TASK DIRECTIONS:
Locate every line in the records below that contains the word "Alessandro", and copy each one.

** Start MATERIAL SUPPLIED **

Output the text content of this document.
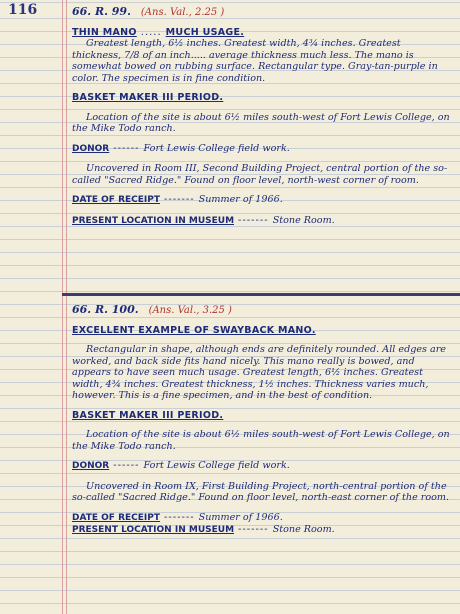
116	66. R. 99. (Ans. Val., 2.25 )
THIN MANO ..... MUCH USAGE.
Greatest length, 6½ inches. Greatest width, 4¾ inches. Greatest thickness, 7/8 of an inch..... average thickness much less. The mano is somewhat bowed on rubbing surface. Rectangular type. Gray-tan-purple in color. The specimen is in fine condition.
BASKET MAKER III PERIOD.
Location of the site is about 6½ miles south-west of Fort Lewis College, on the Mike Todo ranch.
DONOR ------ Fort Lewis College field work.
Uncovered in Room III, Second Building Project, central portion of the so-called "Sacred Ridge." Found on floor level, north-west corner of room.
DATE OF RECEIPT ------- Summer of 1966.
PRESENT LOCATION IN MUSEUM ------- Stone Room.
66. R. 100. (Ans. Val., 3.25 )
EXCELLENT EXAMPLE OF SWAYBACK MANO.
Rectangular in shape, although ends are definitely rounded. All edges are worked, and back side fits hand nicely. This mano really is bowed, and appears to have seen much usage. Greatest length, 6½ inches. Greatest width, 4¾ inches. Greatest thickness, 1½ inches. Thickness varies much, however. This is a fine specimen, and in the best of condition.
BASKET MAKER III PERIOD.
Location of the site is about 6½ miles south-west of Fort Lewis College, on the Mike Todo ranch.
DONOR ------ Fort Lewis College field work.
Uncovered in Room IX, First Building Project, north-central portion of the so-called "Sacred Ridge." Found on floor level, north-east corner of the room.
DATE OF RECEIPT ------- Summer of 1966.
PRESENT LOCATION IN MUSEUM ------- Stone Room.
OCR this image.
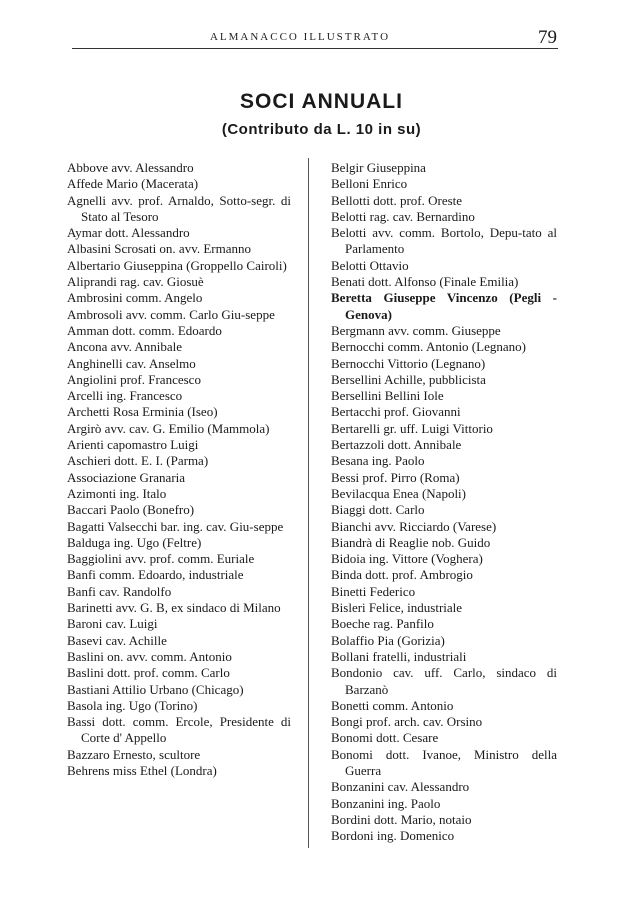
ALMANACCO ILLUSTRATO	79
SOCI ANNUALI
(Contributo da L. 10 in su)
Abbove avv. Alessandro
Affede Mario (Macerata)
Agnelli avv. prof. Arnaldo, Sotto-segr. di Stato al Tesoro
Aymar dott. Alessandro
Albasini Scrosati on. avv. Ermanno
Albertario Giuseppina (Groppello Cairoli)
Aliprandi rag. cav. Giosuè
Ambrosini comm. Angelo
Ambrosoli avv. comm. Carlo Giu-seppe
Amman dott. comm. Edoardo
Ancona avv. Annibale
Anghinelli cav. Anselmo
Angiolini prof. Francesco
Arcelli ing. Francesco
Archetti Rosa Erminia (Iseo)
Argirò avv. cav. G. Emilio (Mammola)
Arienti capomastro Luigi
Aschieri dott. E. I. (Parma)
Associazione Granaria
Azimonti ing. Italo
Baccari Paolo (Bonefro)
Bagatti Valsecchi bar. ing. cav. Giu-seppe
Balduga ing. Ugo (Feltre)
Baggiolini avv. prof. comm. Euriale
Banfi comm. Edoardo, industriale
Banfi cav. Randolfo
Barinetti avv. G. B, ex sindaco di Milano
Baroni cav. Luigi
Basevi cav. Achille
Baslini on. avv. comm. Antonio
Baslini dott. prof. comm. Carlo
Bastiani Attilio Urbano (Chicago)
Basola ing. Ugo (Torino)
Bassi dott. comm. Ercole, Presidente di Corte d' Appello
Bazzaro Ernesto, scultore
Behrens miss Ethel (Londra)
Belgir Giuseppina
Belloni Enrico
Bellotti dott. prof. Oreste
Belotti rag. cav. Bernardino
Belotti avv. comm. Bortolo, Depu-tato al Parlamento
Belotti Ottavio
Benati dott. Alfonso (Finale Emilia)
Beretta Giuseppe Vincenzo (Pegli - Genova)
Bergmann avv. comm. Giuseppe
Bernocchi comm. Antonio (Legnano)
Bernocchi Vittorio (Legnano)
Bersellini Achille, pubblicista
Bersellini Bellini Iole
Bertacchi prof. Giovanni
Bertarelli gr. uff. Luigi Vittorio
Bertazzoli dott. Annibale
Besana ing. Paolo
Bessi prof. Pirro (Roma)
Bevilacqua Enea (Napoli)
Biaggi dott. Carlo
Bianchi avv. Ricciardo (Varese)
Biandrà di Reaglie nob. Guido
Bidoia ing. Vittore (Voghera)
Binda dott. prof. Ambrogio
Binetti Federico
Bisleri Felice, industriale
Boeche rag. Panfilo
Bolaffio Pia (Gorizia)
Bollani fratelli, industriali
Bondonio cav. uff. Carlo, sindaco di Barzanò
Bonetti comm. Antonio
Bongi prof. arch. cav. Orsino
Bonomi dott. Cesare
Bonomi dott. Ivanoe, Ministro della Guerra
Bonzanini cav. Alessandro
Bonzanini ing. Paolo
Bordini dott. Mario, notaio
Bordoni ing. Domenico
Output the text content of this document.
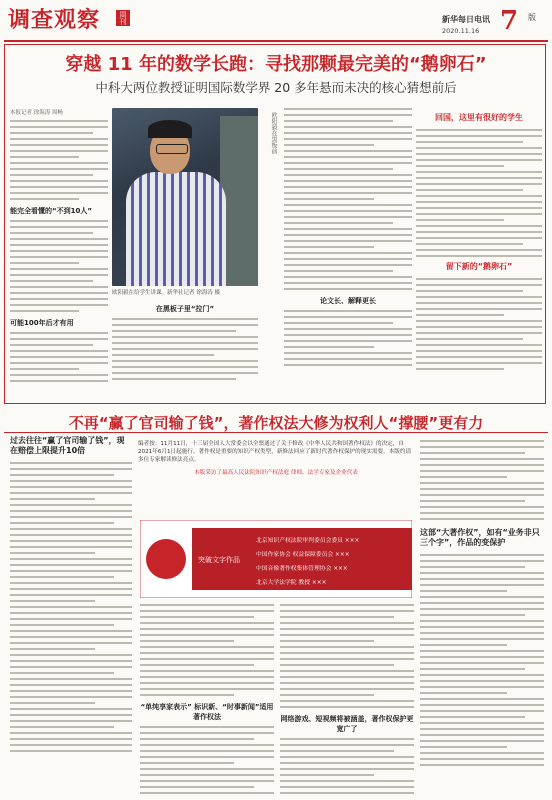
调查观察	周刊	新华每日电讯
2020.11.16 7 版
穿越 11 年的数学长跑：寻找那颗最完美的“鹅卵石”
中科大两位教授证明国际数学界 20 多年悬而未决的核心猜想前后
本报记者 徐海涛 周畅
能完全看懂的“不到10人”
可能100年后才有用
欧阳毅在给学生讲课。新华社记者 徐海涛 摄
欧阳毅在黑板前
在黑板子里“拉门”
论文长、解释更长
回国，这里有很好的学生
留下新的“鹅卵石”
不再“赢了官司输了钱”，著作权法大修为权利人“撑腰”更有力
过去往往“赢了官司输了钱”，现在赔偿上限提升10倍
编者按：11月11日，十三届全国人大常委会以全票通过了关于修改《中华人民共和国著作权法》的决定，自2021年6月1日起施行。著作权是重要的知识产权类型，新修法回应了新时代著作权保护的现实需要，本版约请多位专家解读修法亮点。
本版采访了最高人民法院知识产权法庭 律师、法学专家及企业代表
突破文字作品
北京知识产权法院审判委员会委员 ×××
中国作家协会 权益保障委员会 ×××
中国音像著作权集体管理协会 ×××
北京大学法学院 教授 ×××
“单纯享家表示” 标识新、“时事新闻”适用著作权法	网络游戏、短视频将被涵盖，著作权保护更宽广了
这部“大著作权”，如有“业务非只三个字”，作品的变保护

** End MATERIAL SUPPLIED **

TASK OUTPUT:
Abbove avv. Alessandro
Aymar dott. Alessandro
Bonzanini cav. Alessandro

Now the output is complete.